Exercise objective.
Read the listing and extract each line that includes the word "error".

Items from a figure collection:
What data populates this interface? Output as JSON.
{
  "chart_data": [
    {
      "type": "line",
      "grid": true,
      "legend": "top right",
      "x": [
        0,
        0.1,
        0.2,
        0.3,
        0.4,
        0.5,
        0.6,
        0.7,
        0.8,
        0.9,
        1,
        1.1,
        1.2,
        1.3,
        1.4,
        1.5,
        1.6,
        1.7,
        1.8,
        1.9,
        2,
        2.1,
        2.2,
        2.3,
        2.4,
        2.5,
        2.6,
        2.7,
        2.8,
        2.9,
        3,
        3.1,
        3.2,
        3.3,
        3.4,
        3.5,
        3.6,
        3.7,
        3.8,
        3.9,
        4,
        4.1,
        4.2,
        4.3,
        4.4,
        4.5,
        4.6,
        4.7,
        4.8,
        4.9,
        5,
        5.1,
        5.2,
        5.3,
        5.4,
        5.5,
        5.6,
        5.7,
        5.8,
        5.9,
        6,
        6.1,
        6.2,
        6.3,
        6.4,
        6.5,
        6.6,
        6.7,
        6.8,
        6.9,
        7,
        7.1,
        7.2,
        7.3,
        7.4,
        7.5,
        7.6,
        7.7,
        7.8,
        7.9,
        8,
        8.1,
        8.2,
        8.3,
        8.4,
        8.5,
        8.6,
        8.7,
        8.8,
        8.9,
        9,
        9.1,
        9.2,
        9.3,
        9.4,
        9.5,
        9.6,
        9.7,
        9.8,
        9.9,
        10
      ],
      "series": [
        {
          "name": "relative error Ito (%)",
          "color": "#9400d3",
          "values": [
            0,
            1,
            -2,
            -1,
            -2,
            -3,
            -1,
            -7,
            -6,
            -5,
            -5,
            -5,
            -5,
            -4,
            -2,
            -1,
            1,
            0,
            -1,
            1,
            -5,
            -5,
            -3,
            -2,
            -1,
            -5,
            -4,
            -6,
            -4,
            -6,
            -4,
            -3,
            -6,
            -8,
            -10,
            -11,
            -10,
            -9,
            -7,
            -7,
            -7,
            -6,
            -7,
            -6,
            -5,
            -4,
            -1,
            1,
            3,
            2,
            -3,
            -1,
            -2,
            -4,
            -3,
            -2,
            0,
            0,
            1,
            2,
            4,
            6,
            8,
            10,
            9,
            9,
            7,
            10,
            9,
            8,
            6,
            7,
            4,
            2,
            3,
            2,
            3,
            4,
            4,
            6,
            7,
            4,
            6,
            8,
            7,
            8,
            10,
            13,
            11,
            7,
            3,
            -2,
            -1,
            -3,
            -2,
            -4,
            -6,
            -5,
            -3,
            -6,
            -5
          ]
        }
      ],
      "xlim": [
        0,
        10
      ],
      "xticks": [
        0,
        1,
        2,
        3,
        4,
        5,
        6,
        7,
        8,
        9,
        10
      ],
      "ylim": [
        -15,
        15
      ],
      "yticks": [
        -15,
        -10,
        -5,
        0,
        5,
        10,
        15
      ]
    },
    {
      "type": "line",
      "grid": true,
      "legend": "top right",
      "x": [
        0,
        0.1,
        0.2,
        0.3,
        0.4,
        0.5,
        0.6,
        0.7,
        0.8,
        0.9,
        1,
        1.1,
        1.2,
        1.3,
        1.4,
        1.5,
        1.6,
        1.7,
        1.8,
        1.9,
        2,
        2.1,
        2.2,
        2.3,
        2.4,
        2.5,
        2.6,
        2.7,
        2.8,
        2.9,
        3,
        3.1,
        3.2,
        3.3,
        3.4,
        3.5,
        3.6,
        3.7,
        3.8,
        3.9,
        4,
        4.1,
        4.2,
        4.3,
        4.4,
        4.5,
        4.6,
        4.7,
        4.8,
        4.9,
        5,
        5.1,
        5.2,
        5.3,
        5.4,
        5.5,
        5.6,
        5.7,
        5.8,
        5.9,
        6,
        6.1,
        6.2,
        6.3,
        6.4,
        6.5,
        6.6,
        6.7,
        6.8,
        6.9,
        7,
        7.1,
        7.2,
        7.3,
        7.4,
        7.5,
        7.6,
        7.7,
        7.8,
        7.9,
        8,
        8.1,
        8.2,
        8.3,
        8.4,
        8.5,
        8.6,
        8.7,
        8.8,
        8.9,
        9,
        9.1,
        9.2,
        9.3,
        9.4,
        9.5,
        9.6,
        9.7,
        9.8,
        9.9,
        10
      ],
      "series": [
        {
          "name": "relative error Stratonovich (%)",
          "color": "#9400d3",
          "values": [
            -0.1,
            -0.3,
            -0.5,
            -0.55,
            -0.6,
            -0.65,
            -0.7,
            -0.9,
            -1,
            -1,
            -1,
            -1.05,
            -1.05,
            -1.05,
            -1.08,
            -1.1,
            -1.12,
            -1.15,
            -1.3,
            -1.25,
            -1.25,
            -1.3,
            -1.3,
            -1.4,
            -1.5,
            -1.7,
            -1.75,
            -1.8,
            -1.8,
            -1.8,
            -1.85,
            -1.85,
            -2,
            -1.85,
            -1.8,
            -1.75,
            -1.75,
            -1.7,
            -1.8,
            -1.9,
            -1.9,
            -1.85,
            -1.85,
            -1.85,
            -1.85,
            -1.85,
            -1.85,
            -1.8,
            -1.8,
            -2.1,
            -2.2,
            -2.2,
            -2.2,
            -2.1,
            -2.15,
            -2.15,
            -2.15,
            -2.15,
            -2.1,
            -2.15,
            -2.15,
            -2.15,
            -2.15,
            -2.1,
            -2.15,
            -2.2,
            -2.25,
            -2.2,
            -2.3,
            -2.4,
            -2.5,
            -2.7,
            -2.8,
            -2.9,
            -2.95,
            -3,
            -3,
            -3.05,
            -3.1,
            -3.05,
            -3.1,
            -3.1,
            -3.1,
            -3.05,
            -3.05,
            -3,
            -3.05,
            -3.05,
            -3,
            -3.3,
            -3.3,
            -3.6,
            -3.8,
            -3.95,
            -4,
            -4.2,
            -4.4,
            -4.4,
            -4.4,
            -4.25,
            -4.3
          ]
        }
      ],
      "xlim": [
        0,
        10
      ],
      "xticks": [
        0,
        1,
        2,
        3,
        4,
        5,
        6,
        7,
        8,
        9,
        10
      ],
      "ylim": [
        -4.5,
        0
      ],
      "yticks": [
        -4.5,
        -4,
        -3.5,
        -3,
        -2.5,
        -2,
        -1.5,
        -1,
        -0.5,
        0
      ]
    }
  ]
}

Written response.
          "name": "relative error Ito (%)",
          "name": "relative error Stratonovich (%)",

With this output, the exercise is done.